• AIM OF THE EXERCISE: Scan the material below for the string "설명으로", and copy every line where it shows up.
[Start of PROVIDED RECORDS]
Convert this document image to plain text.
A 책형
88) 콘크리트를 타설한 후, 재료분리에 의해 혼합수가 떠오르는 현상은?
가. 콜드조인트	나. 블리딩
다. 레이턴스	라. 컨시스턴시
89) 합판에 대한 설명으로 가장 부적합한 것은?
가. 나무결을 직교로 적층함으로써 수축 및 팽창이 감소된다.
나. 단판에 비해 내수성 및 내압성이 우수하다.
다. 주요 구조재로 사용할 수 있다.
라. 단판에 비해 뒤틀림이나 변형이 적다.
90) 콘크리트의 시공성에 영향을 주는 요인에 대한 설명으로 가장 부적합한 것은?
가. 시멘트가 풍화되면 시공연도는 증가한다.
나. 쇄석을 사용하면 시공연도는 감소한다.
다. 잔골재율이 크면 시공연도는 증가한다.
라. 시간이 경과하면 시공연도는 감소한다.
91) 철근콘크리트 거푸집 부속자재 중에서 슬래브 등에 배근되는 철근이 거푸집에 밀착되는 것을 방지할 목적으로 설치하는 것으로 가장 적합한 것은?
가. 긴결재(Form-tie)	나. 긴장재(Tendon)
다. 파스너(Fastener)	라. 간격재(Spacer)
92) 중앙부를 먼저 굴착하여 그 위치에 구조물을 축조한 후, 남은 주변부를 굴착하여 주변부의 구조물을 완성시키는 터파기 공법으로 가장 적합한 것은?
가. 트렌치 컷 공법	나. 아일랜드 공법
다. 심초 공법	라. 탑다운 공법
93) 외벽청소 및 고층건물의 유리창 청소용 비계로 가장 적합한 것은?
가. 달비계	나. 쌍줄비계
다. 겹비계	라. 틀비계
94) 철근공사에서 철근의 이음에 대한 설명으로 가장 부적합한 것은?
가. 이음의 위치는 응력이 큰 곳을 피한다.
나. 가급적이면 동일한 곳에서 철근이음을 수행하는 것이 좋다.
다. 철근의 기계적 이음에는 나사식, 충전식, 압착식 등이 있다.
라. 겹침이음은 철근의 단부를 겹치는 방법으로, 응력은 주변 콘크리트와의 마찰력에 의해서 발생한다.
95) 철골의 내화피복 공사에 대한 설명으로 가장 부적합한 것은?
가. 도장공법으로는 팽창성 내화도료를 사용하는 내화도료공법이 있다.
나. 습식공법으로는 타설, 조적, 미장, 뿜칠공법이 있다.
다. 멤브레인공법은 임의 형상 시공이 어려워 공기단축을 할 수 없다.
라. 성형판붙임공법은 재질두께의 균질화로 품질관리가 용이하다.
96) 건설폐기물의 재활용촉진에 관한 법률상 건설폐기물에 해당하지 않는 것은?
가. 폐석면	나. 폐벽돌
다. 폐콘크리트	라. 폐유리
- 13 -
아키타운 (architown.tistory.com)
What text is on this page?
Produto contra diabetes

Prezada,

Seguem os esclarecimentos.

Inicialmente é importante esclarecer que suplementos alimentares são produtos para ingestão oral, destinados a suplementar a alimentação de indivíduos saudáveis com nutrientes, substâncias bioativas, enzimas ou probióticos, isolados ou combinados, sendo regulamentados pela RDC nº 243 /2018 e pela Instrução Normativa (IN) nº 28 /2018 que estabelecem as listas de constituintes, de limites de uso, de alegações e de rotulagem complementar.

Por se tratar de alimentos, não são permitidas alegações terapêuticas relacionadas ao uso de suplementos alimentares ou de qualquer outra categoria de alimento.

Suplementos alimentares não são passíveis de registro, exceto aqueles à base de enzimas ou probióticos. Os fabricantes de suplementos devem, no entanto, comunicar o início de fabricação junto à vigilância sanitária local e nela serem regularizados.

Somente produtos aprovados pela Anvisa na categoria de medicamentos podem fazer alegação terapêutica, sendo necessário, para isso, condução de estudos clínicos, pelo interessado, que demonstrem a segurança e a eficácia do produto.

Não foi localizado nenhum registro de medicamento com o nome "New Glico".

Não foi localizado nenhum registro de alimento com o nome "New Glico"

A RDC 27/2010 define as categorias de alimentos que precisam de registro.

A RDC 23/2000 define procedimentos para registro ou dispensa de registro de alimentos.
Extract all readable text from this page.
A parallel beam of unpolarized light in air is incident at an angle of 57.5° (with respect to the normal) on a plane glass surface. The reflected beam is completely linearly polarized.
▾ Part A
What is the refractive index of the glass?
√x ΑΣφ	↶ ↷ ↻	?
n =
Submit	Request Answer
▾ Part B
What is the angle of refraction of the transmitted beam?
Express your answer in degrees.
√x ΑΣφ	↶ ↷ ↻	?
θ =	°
[End of PROVIDED RECORDS]
• OUTPUT OF THE TASK:
89) 합판에 대한 설명으로 가장 부적합한 것은?
90) 콘크리트의 시공성에 영향을 주는 요인에 대한 설명으로 가장 부적합한 것은?
94) 철근공사에서 철근의 이음에 대한 설명으로 가장 부적합한 것은?
95) 철골의 내화피복 공사에 대한 설명으로 가장 부적합한 것은?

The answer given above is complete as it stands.